▶ [AIM]: Report each line of the data that includes the word "band".

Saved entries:
— START —

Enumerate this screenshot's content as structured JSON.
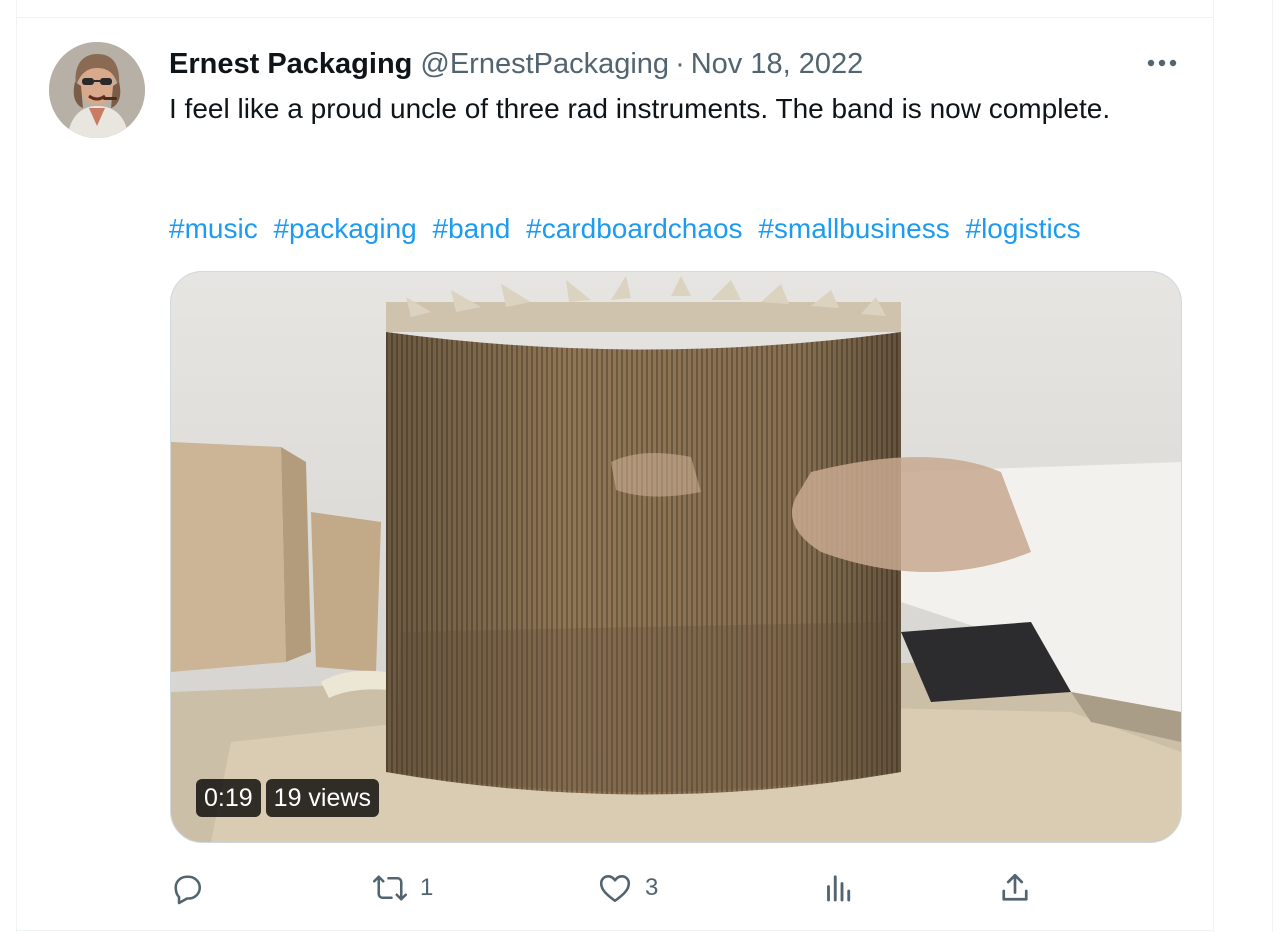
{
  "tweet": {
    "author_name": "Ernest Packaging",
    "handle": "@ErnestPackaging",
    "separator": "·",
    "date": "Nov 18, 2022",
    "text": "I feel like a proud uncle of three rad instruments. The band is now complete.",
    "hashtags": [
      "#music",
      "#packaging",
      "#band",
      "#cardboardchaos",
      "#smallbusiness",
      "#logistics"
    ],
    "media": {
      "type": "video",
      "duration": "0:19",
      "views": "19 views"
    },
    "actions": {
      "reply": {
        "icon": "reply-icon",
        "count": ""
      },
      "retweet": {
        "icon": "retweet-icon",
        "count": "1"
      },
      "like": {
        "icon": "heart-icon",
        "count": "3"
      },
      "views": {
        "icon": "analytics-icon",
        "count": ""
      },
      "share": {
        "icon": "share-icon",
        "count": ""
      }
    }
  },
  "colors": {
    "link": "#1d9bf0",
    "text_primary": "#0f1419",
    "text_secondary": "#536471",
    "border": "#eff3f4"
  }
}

— END —

▶ [WRITTEN ANSWER]:
    "text": "I feel like a proud uncle of three rad instruments. The band is now complete.",
      "#band",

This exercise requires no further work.